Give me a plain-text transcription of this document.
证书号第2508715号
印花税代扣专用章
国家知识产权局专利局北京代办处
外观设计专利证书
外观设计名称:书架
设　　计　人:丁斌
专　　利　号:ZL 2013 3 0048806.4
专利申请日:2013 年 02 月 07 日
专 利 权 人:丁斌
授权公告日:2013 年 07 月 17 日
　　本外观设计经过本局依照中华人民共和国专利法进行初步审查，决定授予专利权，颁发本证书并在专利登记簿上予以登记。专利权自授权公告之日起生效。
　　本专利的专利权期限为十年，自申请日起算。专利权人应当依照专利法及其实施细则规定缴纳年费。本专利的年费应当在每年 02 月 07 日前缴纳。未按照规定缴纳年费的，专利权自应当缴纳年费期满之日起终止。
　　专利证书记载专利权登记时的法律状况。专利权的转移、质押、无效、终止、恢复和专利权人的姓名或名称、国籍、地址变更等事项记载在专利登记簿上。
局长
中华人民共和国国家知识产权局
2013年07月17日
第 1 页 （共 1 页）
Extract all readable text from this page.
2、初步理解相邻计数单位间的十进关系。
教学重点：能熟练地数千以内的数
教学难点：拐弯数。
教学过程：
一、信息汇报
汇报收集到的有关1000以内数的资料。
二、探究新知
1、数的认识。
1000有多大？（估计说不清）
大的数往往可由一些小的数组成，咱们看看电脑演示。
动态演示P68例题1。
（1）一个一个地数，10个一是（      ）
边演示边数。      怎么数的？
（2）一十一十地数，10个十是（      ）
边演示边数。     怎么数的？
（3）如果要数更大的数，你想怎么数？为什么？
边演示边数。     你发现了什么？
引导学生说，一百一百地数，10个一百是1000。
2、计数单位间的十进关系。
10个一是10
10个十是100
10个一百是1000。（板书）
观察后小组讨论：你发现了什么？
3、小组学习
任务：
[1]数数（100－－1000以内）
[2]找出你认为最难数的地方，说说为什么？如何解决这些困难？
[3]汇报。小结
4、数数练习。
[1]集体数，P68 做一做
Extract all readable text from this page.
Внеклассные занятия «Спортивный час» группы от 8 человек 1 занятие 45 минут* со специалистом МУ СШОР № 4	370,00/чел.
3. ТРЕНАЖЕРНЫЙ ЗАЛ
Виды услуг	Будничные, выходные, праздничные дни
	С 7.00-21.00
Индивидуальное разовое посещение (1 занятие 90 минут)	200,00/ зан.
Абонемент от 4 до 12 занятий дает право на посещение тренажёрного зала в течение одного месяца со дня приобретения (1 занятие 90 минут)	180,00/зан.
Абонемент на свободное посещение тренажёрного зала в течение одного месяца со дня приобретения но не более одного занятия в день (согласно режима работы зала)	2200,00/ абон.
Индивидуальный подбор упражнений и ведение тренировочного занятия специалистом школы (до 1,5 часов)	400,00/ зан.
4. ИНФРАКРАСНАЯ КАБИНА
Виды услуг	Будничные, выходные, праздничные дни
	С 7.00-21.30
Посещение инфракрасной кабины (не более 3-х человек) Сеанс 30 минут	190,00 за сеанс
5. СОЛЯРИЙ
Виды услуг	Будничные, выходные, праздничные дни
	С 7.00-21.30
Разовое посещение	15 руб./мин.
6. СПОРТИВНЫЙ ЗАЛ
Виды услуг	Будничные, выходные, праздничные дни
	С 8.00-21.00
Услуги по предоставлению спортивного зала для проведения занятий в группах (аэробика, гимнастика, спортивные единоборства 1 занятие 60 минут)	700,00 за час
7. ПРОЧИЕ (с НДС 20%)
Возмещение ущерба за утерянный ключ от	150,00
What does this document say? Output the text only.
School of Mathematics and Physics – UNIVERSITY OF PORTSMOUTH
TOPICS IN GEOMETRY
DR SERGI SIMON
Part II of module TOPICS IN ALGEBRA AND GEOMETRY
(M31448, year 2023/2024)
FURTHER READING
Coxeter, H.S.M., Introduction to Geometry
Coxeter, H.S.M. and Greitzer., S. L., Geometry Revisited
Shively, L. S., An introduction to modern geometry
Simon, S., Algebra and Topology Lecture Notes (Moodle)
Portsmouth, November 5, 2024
▬▬▬
● Written instruction: Please quote exactly the lines from the one containing "What does this" through the last line of the records above, both included, and nothing else.

● Exercise answer:
What does this document say? Output the text only.
School of Mathematics and Physics – UNIVERSITY OF PORTSMOUTH
TOPICS IN GEOMETRY
DR SERGI SIMON
Part II of module TOPICS IN ALGEBRA AND GEOMETRY
(M31448, year 2023/2024)
FURTHER READING
Coxeter, H.S.M., Introduction to Geometry
Coxeter, H.S.M. and Greitzer., S. L., Geometry Revisited
Shively, L. S., An introduction to modern geometry
Simon, S., Algebra and Topology Lecture Notes (Moodle)
Portsmouth, November 5, 2024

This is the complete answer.